• 页面节选
───
2. 权利要求1的方法，其中所述靶向内切核酸酶为锌指核酸酶。

3. 权利要求1的方法，其中所述编码2A肽的序列连接至编码异源蛋白的序列的5’或3’。

4. 权利要求1的方法，其中所述异源蛋白编码序列在靶定染色体序列的蛋白编码序列的起始或末尾附近整合。

5. 权利要求1的方法，其中所述至少一种异源蛋白为抗体重链或抗体轻链。

6. 权利要求1的方法，其中所述细胞为人细胞或哺乳动物细胞。

7. 权利要求1的方法，其中所述靶定染色体序列编码肌动蛋白、微管蛋白或核纤层蛋白。

8. 权利要求1的方法，其中所述靶向内切核酸酶为锌指核酸酶，其结合与选自SEQ ID NO:1、2、3、4、5、6、7和8的序列有至少约80%序列同一性的序列。
───
• 数据节选
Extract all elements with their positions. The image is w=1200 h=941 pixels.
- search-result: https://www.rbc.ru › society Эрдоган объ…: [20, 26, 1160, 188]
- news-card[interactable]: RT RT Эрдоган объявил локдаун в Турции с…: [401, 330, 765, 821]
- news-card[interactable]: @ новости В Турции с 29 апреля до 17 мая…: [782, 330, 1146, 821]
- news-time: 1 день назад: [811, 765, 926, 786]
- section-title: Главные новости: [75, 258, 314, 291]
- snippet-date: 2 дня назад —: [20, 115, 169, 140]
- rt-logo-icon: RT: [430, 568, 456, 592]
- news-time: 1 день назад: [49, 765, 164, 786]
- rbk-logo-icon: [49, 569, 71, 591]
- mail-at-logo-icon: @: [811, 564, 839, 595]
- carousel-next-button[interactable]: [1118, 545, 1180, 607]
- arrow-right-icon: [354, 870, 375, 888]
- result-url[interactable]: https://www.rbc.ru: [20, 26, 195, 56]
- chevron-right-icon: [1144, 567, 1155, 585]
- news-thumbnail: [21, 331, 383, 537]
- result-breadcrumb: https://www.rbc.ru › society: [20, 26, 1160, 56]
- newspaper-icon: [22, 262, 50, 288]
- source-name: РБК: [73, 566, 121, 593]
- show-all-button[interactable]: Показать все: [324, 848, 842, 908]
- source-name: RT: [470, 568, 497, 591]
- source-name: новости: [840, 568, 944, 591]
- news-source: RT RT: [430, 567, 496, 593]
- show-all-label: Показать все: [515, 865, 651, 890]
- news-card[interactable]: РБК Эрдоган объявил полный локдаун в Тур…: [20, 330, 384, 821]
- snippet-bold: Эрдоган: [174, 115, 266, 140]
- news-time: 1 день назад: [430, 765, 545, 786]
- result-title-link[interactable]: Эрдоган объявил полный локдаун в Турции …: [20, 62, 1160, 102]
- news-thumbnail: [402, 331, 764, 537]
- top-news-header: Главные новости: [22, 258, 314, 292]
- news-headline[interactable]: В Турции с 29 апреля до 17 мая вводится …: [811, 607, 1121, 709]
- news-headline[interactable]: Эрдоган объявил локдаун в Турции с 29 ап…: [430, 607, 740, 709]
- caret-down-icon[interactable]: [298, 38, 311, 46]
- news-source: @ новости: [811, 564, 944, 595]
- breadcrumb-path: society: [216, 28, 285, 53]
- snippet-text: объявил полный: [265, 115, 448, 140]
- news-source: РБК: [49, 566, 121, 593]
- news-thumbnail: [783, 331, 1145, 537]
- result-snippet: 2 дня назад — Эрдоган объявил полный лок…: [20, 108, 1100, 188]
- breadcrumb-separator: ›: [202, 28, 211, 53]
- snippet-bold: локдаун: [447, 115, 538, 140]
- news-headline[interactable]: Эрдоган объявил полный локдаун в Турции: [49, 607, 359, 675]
───
• 任务说明
根据这段专利权利要求节选，列出靶定染色体序列可编码的全部蛋白。

• 练习答案
肌动蛋白、微管蛋白、核纤层蛋白